### Your task
From the passage on Canadian franchise disclosure, extract the part that opens with the words containing "Tailored Disclosure for" and closes with "or renewal franchise.", copying it word for word.

### Passage shown
Canada has a complicated regime for the preparation of disclosure documents as a result of three factors:
- Canada’s franchise legislation falls within the jurisdiction of the provinces, resulting in inconsistent legislation;
- Disclosure documents are not reviewed or filed with any regulatory body; and
- A disclosure document must be current and contain all required information as at the date of its delivery.
- Combining these three factors with the fact that a disclosure document must be prepared for (and relevant to) the specific franchise to which it relates means that, in many circumstances, a standard disclosure document prepared for a new franchise offering must be modified or tailored in resale or renewal situations.
Canadian franchise legislation requires a franchisor to provide a prospective franchisee with a disclosure document not less than 14 days before the signing by the prospective franchisee of any agreement relating to the franchise or the payment of consideration relating to the franchise.
A “franchisee” is defined as a person to whom a franchise is granted and a “franchise” means a right of that particular franchisee to engage in a business meeting certain specific conditions. The “business” which is the subject of a disclosure document is specific. Where the business is a resale or renewing franchise, the disclosure relating to that business will be different than that relating to a new franchise business.
Tailored Disclosure for Resale or Renewal
In preparing a disclosure document where the various provincial exemptions relating to the delivery of a disclosure document on a resale or renewal do not apply, a franchisor must ensure that the contents of the document are relevant to the particular franchise being resold or renewed. A franchisor must also ensure that any inaccurate, irrelevant or inappropriate information relating to new franchises is deleted or amended for the resale or renewal franchise.

### Extracted records

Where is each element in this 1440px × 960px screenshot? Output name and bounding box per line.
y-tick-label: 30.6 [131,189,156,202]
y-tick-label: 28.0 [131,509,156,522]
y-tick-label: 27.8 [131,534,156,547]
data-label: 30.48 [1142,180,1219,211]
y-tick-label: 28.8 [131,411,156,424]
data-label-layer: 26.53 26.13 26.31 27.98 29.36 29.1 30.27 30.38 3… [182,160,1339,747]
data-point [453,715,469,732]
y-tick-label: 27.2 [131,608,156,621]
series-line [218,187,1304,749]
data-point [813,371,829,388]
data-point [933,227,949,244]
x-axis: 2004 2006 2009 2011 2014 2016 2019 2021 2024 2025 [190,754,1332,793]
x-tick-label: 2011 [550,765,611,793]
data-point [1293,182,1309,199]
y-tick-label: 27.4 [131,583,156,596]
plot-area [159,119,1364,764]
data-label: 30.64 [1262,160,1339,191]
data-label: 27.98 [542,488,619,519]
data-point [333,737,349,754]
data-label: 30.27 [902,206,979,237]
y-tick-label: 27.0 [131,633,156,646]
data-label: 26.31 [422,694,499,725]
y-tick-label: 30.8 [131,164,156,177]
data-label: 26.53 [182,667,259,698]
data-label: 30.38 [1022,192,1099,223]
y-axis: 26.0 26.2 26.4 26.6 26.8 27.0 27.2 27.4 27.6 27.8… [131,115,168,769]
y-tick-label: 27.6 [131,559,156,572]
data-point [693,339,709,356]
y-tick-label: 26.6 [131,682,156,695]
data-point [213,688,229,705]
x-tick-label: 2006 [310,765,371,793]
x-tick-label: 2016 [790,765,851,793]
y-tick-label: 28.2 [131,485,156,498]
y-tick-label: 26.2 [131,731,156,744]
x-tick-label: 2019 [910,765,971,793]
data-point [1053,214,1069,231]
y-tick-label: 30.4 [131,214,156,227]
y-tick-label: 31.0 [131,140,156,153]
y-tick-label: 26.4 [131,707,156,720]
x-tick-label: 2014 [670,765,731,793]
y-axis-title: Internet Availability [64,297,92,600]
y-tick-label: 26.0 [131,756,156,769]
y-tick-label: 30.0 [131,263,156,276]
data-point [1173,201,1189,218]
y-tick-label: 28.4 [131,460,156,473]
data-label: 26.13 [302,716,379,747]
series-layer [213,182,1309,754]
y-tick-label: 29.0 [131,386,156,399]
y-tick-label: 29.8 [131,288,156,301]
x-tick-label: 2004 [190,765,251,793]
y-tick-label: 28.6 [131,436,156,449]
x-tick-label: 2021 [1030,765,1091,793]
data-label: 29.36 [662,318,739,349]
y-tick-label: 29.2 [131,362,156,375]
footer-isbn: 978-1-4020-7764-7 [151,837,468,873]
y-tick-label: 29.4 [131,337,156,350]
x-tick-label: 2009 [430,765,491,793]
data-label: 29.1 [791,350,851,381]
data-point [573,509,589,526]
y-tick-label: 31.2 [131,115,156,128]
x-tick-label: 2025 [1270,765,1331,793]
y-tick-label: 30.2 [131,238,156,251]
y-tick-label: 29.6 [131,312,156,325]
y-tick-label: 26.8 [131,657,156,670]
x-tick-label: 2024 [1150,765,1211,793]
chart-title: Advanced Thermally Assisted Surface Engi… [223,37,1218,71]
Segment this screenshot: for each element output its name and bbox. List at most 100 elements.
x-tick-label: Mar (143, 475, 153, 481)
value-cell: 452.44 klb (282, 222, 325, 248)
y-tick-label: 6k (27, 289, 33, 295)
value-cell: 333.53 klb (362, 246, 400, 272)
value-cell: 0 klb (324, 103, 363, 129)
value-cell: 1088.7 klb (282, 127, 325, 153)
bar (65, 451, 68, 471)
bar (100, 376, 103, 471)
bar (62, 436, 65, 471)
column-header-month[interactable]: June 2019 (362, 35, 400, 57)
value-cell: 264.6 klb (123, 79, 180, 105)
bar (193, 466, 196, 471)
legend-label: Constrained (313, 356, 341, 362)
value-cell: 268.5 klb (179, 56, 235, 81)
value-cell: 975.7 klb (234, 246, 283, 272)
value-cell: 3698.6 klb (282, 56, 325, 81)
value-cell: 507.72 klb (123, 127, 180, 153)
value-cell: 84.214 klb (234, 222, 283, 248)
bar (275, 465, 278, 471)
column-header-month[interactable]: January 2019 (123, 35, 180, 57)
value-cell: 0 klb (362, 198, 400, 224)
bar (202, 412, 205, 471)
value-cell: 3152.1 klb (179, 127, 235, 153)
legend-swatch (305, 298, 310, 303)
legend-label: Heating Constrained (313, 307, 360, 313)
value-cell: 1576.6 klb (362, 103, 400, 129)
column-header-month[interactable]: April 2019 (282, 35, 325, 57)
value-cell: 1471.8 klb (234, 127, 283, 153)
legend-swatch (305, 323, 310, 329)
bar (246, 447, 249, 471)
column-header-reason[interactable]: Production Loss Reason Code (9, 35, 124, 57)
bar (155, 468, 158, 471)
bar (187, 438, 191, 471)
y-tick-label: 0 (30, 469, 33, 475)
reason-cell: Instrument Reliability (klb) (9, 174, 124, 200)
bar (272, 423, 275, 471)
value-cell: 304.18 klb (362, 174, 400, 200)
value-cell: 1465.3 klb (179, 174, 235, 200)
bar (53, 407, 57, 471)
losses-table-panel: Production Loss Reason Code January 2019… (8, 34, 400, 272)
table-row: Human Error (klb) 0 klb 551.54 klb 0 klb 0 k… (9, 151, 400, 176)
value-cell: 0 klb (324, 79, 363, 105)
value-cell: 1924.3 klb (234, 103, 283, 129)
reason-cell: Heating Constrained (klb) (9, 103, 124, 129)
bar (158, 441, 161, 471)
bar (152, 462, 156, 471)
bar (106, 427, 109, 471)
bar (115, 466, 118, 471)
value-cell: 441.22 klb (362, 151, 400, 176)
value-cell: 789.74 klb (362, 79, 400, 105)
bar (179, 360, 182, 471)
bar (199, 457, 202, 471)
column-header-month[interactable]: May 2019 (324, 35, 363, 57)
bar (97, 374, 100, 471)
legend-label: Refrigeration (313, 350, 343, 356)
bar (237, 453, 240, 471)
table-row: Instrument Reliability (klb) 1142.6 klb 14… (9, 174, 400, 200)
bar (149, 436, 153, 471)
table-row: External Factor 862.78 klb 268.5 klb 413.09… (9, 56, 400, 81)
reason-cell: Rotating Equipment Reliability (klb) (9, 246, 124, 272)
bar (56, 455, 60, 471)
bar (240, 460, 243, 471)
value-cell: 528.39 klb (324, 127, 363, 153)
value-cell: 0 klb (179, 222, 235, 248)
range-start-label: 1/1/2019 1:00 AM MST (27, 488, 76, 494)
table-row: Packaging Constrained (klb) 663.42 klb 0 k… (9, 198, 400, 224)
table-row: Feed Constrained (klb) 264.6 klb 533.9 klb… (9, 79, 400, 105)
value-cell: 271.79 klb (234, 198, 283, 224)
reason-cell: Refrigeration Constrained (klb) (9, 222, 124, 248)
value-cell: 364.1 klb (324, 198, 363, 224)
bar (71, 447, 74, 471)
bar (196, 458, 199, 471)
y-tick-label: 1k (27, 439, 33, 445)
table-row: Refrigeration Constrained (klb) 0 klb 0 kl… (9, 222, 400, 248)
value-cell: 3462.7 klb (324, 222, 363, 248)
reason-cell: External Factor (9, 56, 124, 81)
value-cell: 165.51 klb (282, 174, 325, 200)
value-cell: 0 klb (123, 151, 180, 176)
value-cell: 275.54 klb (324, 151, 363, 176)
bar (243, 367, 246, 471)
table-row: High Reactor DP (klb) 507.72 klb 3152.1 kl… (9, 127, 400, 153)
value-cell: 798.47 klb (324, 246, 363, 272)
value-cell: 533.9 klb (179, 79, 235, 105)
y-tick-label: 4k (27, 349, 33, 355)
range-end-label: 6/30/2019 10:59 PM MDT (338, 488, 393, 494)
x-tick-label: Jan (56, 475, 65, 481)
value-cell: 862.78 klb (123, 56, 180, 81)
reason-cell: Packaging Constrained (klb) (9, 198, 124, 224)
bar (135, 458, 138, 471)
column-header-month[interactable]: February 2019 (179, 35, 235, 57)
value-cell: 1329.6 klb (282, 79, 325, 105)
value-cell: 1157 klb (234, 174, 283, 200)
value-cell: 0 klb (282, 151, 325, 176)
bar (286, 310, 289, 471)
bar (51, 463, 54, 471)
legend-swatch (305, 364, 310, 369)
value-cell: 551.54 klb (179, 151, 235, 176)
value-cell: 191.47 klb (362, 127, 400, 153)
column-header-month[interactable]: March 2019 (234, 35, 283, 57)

### Task response
Tailored Disclosure for Resale or Renewal
In preparing a disclosure document where the various provincial exemptions relating to the delivery of a disclosure document on a resale or renewal do not apply, a franchisor must ensure that the contents of the document are relevant to the particular franchise being resold or renewed. A franchisor must also ensure that any inaccurate, irrelevant or inappropriate information relating to new franchises is deleted or amended for the resale or renewal franchise.